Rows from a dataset
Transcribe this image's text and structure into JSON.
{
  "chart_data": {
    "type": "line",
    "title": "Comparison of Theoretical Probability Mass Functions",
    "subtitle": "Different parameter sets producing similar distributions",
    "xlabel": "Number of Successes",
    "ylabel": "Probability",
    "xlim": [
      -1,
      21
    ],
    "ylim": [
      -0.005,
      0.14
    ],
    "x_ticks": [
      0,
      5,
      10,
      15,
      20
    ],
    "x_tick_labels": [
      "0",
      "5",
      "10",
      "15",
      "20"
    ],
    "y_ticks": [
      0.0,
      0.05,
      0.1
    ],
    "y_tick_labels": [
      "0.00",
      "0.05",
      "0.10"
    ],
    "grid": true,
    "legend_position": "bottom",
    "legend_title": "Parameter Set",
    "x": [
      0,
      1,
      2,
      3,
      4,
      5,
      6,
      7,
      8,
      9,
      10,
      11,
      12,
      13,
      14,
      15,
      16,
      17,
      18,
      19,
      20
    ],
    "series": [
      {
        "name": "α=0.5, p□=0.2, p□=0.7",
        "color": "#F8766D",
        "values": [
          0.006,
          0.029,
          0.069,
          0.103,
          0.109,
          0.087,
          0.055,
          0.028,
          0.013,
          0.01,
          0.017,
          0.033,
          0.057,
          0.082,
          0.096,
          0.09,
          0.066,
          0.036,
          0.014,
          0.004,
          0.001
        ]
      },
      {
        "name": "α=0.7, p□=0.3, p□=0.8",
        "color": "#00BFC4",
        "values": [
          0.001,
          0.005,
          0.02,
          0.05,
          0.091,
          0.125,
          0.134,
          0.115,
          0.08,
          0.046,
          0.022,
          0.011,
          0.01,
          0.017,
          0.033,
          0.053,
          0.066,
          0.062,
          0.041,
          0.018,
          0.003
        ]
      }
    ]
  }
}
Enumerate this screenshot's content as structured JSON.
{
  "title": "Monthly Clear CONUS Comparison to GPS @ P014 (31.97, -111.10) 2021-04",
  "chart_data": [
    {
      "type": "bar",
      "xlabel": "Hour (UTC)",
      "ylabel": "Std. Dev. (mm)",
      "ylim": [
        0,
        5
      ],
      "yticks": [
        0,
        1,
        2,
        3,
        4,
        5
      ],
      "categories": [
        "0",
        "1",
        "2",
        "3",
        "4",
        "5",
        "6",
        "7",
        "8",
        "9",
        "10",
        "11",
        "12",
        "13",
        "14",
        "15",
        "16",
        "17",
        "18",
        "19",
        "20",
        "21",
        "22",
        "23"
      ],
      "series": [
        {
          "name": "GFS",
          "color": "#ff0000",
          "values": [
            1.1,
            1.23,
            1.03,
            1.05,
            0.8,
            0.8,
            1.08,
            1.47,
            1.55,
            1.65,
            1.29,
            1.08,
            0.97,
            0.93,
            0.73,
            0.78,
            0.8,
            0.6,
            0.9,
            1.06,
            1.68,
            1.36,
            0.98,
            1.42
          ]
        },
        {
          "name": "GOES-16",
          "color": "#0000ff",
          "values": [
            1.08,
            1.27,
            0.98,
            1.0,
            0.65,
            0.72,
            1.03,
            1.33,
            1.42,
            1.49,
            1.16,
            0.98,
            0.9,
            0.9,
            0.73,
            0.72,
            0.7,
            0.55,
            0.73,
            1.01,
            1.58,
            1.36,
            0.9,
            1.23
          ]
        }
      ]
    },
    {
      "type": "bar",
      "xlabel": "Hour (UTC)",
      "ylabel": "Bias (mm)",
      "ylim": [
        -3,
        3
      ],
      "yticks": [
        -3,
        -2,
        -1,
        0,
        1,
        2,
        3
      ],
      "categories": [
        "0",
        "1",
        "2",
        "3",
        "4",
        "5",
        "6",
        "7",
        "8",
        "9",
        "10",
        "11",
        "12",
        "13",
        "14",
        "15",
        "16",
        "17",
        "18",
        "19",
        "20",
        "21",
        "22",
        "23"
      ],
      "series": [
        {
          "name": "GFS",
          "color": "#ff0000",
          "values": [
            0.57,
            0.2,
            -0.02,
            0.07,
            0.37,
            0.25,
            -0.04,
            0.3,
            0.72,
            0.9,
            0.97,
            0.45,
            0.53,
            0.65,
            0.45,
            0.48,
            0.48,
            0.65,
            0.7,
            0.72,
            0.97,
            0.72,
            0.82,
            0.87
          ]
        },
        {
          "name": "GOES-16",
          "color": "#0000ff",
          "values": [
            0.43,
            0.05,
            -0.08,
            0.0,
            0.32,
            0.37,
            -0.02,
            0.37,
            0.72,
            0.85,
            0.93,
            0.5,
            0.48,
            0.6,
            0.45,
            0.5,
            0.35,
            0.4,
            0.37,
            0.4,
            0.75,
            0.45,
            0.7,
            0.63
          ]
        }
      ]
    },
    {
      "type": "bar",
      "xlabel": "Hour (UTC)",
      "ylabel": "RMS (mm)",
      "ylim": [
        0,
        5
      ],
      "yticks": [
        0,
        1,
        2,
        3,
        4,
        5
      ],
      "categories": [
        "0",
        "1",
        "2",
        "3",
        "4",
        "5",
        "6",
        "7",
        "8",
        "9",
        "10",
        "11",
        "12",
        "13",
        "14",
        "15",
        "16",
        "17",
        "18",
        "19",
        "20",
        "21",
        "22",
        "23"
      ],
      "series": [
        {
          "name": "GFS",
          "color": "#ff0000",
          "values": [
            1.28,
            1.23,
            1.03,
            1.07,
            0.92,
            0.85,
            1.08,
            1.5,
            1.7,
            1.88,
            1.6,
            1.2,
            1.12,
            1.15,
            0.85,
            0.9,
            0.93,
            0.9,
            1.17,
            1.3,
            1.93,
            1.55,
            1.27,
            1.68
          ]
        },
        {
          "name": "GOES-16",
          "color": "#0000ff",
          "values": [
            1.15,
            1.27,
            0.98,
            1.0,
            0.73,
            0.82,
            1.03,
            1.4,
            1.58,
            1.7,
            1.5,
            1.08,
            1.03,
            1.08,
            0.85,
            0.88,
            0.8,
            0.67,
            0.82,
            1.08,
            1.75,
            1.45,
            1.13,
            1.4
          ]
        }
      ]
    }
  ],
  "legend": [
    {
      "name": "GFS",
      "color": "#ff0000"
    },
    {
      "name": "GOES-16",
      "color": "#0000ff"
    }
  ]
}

TASK REQUIREMENTS ▸
Repeat the whole listing exactly, keeping every line intact.

THE RESULT ▸
Transcribe this image's text and structure into JSON.
{
  "chart_data": {
    "type": "line",
    "title": "Comparison of Theoretical Probability Mass Functions",
    "subtitle": "Different parameter sets producing similar distributions",
    "xlabel": "Number of Successes",
    "ylabel": "Probability",
    "xlim": [
      -1,
      21
    ],
    "ylim": [
      -0.005,
      0.14
    ],
    "x_ticks": [
      0,
      5,
      10,
      15,
      20
    ],
    "x_tick_labels": [
      "0",
      "5",
      "10",
      "15",
      "20"
    ],
    "y_ticks": [
      0.0,
      0.05,
      0.1
    ],
    "y_tick_labels": [
      "0.00",
      "0.05",
      "0.10"
    ],
    "grid": true,
    "legend_position": "bottom",
    "legend_title": "Parameter Set",
    "x": [
      0,
      1,
      2,
      3,
      4,
      5,
      6,
      7,
      8,
      9,
      10,
      11,
      12,
      13,
      14,
      15,
      16,
      17,
      18,
      19,
      20
    ],
    "series": [
      {
        "name": "α=0.5, p□=0.2, p□=0.7",
        "color": "#F8766D",
        "values": [
          0.006,
          0.029,
          0.069,
          0.103,
          0.109,
          0.087,
          0.055,
          0.028,
          0.013,
          0.01,
          0.017,
          0.033,
          0.057,
          0.082,
          0.096,
          0.09,
          0.066,
          0.036,
          0.014,
          0.004,
          0.001
        ]
      },
      {
        "name": "α=0.7, p□=0.3, p□=0.8",
        "color": "#00BFC4",
        "values": [
          0.001,
          0.005,
          0.02,
          0.05,
          0.091,
          0.125,
          0.134,
          0.115,
          0.08,
          0.046,
          0.022,
          0.011,
          0.01,
          0.017,
          0.033,
          0.053,
          0.066,
          0.062,
          0.041,
          0.018,
          0.003
        ]
      }
    ]
  }
}
Enumerate this screenshot's content as structured JSON.
{
  "title": "Monthly Clear CONUS Comparison to GPS @ P014 (31.97, -111.10) 2021-04",
  "chart_data": [
    {
      "type": "bar",
      "xlabel": "Hour (UTC)",
      "ylabel": "Std. Dev. (mm)",
      "ylim": [
        0,
        5
      ],
      "yticks": [
        0,
        1,
        2,
        3,
        4,
        5
      ],
      "categories": [
        "0",
        "1",
        "2",
        "3",
        "4",
        "5",
        "6",
        "7",
        "8",
        "9",
        "10",
        "11",
        "12",
        "13",
        "14",
        "15",
        "16",
        "17",
        "18",
        "19",
        "20",
        "21",
        "22",
        "23"
      ],
      "series": [
        {
          "name": "GFS",
          "color": "#ff0000",
          "values": [
            1.1,
            1.23,
            1.03,
            1.05,
            0.8,
            0.8,
            1.08,
            1.47,
            1.55,
            1.65,
            1.29,
            1.08,
            0.97,
            0.93,
            0.73,
            0.78,
            0.8,
            0.6,
            0.9,
            1.06,
            1.68,
            1.36,
            0.98,
            1.42
          ]
        },
        {
          "name": "GOES-16",
          "color": "#0000ff",
          "values": [
            1.08,
            1.27,
            0.98,
            1.0,
            0.65,
            0.72,
            1.03,
            1.33,
            1.42,
            1.49,
            1.16,
            0.98,
            0.9,
            0.9,
            0.73,
            0.72,
            0.7,
            0.55,
            0.73,
            1.01,
            1.58,
            1.36,
            0.9,
            1.23
          ]
        }
      ]
    },
    {
      "type": "bar",
      "xlabel": "Hour (UTC)",
      "ylabel": "Bias (mm)",
      "ylim": [
        -3,
        3
      ],
      "yticks": [
        -3,
        -2,
        -1,
        0,
        1,
        2,
        3
      ],
      "categories": [
        "0",
        "1",
        "2",
        "3",
        "4",
        "5",
        "6",
        "7",
        "8",
        "9",
        "10",
        "11",
        "12",
        "13",
        "14",
        "15",
        "16",
        "17",
        "18",
        "19",
        "20",
        "21",
        "22",
        "23"
      ],
      "series": [
        {
          "name": "GFS",
          "color": "#ff0000",
          "values": [
            0.57,
            0.2,
            -0.02,
            0.07,
            0.37,
            0.25,
            -0.04,
            0.3,
            0.72,
            0.9,
            0.97,
            0.45,
            0.53,
            0.65,
            0.45,
            0.48,
            0.48,
            0.65,
            0.7,
            0.72,
            0.97,
            0.72,
            0.82,
            0.87
          ]
        },
        {
          "name": "GOES-16",
          "color": "#0000ff",
          "values": [
            0.43,
            0.05,
            -0.08,
            0.0,
            0.32,
            0.37,
            -0.02,
            0.37,
            0.72,
            0.85,
            0.93,
            0.5,
            0.48,
            0.6,
            0.45,
            0.5,
            0.35,
            0.4,
            0.37,
            0.4,
            0.75,
            0.45,
            0.7,
            0.63
          ]
        }
      ]
    },
    {
      "type": "bar",
      "xlabel": "Hour (UTC)",
      "ylabel": "RMS (mm)",
      "ylim": [
        0,
        5
      ],
      "yticks": [
        0,
        1,
        2,
        3,
        4,
        5
      ],
      "categories": [
        "0",
        "1",
        "2",
        "3",
        "4",
        "5",
        "6",
        "7",
        "8",
        "9",
        "10",
        "11",
        "12",
        "13",
        "14",
        "15",
        "16",
        "17",
        "18",
        "19",
        "20",
        "21",
        "22",
        "23"
      ],
      "series": [
        {
          "name": "GFS",
          "color": "#ff0000",
          "values": [
            1.28,
            1.23,
            1.03,
            1.07,
            0.92,
            0.85,
            1.08,
            1.5,
            1.7,
            1.88,
            1.6,
            1.2,
            1.12,
            1.15,
            0.85,
            0.9,
            0.93,
            0.9,
            1.17,
            1.3,
            1.93,
            1.55,
            1.27,
            1.68
          ]
        },
        {
          "name": "GOES-16",
          "color": "#0000ff",
          "values": [
            1.15,
            1.27,
            0.98,
            1.0,
            0.73,
            0.82,
            1.03,
            1.4,
            1.58,
            1.7,
            1.5,
            1.08,
            1.03,
            1.08,
            0.85,
            0.88,
            0.8,
            0.67,
            0.82,
            1.08,
            1.75,
            1.45,
            1.13,
            1.4
          ]
        }
      ]
    }
  ],
  "legend": [
    {
      "name": "GFS",
      "color": "#ff0000"
    },
    {
      "name": "GOES-16",
      "color": "#0000ff"
    }
  ]
}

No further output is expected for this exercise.